■ TEXT PROVIDED:
┄┄┄┄┄┄┄┄┄┄┄┄┄┄┄┄┄┄┄┄
- Occupation: Historian
- Children: 2
- Awards: Katherine Singer Kovács Society for Cinema and Media Studies Book Award (2019); Guggenheim Fellowship (2021); ;

Academic background
- Alma mater: University of Wisconsin–Madison; The New School for Social Research; University of Texas at Austin; ;
- Thesis: "Hitch your antenna to the stars!": early television and the renegotiation of broadcast stardom (1999)
- Doctoral advisor: Janet Staiger

Academic work
- Discipline: Television studies
- Institutions: Brooklyn College; New York University; ;

= Susan Murray (historian) =

American historian

Susan Dorrit Murray is an American historian who specializes in television studies. A 2021 Guggenheim Fellow, she is author of Hitch Your Antenna to the Stars (2005) and Bright Signals (2018) – winning the 2019 Katherine Singer Kovács Society for Cinema and Media Studies Book Award for the latter – as well as co-editor of Reality TV: Remaking Television Culture (2004). She is Professor of Media, Culture, and Communication at the Steinhardt School of Culture, Education, and Human Development.

==Biography==
Murray was born to Donald and Dorrit Murray. She attended the University of Wisconsin–Madison, where she got a BA in journalism in 1989; The New School for Social Research, where she got a MA in media studies in 1994; and the University of Texas at Austin, where she got a PhD in radio, television, and film in 1999. Her doctoral dissertation "Hitch your antenna to the stars!": early television and the renegotiation of broadcast stardom was supervised by Janet Staiger.

Murray originally worked at the Brooklyn College Department of Television and Radio as an assistant professor from 1999 to 2001, when she moved to New York University. She was promoted to associate professor in 2007 and full professor in 2019. She became the NYU Department of Media, Culture, and Communication's graduate studies director in 2019 and eventually department chair in 2021. She was the 2010 Wolf Visiting Professor of Television Studies at the University of Pennsylvania.
┄┄┄┄┄┄┄┄┄┄┄┄┄┄┄┄┄┄┄┄
■ EXERCISE INSTRUCTIONS:
Extract the part of the Susan Murray text starting with "Academic background" and going on through "broadcast stardom (1999)", word for word. The rows that come next have no connection to the Susan Murray text.

■ DATASET CONTENT:
┄┄┄┄┄┄┄┄┄┄┄┄┄┄┄┄┄┄┄┄
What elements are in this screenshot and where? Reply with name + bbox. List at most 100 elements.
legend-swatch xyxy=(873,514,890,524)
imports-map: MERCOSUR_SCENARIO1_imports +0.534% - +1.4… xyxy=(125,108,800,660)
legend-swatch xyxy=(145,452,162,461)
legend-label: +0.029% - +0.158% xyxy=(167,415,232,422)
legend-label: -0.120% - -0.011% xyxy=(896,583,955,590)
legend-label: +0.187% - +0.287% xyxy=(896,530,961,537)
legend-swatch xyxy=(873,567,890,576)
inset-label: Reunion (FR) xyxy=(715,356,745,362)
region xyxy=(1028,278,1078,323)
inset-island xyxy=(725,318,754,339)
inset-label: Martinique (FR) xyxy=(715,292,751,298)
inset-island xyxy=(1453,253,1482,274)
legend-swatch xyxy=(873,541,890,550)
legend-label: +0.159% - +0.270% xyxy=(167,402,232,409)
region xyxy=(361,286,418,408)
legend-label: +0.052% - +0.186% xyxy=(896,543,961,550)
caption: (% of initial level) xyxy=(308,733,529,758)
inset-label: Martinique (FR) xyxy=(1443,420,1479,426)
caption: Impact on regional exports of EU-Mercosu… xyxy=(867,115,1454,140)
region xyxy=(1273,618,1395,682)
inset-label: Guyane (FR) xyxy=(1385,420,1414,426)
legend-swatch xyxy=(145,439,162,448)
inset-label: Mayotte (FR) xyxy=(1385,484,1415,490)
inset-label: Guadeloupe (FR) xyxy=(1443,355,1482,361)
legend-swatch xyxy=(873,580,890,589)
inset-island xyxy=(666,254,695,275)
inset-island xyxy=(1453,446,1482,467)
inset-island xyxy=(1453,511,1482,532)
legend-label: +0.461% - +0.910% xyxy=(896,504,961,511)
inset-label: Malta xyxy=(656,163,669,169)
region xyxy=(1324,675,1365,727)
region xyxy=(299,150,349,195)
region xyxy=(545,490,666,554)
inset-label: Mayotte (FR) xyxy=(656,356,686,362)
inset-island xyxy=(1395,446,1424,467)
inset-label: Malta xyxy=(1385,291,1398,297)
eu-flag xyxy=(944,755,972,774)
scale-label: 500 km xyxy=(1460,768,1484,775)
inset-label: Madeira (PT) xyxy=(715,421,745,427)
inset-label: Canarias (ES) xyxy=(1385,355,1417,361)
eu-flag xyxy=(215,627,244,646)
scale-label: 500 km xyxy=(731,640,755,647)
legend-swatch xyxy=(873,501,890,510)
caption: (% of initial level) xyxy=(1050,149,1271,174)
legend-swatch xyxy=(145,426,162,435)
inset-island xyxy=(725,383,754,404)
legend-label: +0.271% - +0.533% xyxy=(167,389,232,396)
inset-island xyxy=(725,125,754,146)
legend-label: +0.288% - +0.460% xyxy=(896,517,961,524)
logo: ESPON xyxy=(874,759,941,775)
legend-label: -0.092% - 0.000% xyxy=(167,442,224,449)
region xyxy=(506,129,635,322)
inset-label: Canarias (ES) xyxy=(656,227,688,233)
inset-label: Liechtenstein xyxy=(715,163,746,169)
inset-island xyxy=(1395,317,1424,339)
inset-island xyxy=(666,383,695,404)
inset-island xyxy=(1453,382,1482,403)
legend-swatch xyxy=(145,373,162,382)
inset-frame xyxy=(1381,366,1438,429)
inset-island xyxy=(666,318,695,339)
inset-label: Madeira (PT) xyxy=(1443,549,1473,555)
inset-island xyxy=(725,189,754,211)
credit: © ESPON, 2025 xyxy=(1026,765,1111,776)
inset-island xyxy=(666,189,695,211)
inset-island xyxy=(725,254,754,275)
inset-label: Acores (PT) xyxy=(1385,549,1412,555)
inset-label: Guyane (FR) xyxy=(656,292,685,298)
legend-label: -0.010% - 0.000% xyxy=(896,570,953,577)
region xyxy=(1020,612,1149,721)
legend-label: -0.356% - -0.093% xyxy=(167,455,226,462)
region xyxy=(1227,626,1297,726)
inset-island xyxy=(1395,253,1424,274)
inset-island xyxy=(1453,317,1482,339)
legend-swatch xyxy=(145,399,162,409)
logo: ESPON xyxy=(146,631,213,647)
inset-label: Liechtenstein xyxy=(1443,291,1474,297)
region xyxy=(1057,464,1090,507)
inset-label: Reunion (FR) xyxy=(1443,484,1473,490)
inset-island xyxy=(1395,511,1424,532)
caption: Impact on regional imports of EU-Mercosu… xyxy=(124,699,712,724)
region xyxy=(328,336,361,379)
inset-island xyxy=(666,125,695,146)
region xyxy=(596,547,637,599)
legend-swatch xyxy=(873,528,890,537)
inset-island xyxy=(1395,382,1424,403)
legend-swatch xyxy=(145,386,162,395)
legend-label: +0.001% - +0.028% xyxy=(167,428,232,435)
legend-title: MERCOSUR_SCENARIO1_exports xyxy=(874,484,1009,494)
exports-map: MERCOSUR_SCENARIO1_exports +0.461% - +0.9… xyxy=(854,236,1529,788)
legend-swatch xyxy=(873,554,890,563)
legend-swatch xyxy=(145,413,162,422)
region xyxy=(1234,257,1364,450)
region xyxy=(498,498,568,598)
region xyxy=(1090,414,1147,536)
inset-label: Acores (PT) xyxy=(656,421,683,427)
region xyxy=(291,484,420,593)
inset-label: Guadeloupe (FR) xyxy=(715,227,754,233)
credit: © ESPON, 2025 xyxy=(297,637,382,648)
┄┄┄┄┄┄┄┄┄┄┄┄┄┄┄┄┄┄┄┄
■ REPLY TO THE TASK:
Academic background
- Alma mater: University of Wisconsin–Madison; The New School for Social Research; University of Texas at Austin; ;
- Thesis: "Hitch your antenna to the stars!": early television and the renegotiation of broadcast stardom (1999)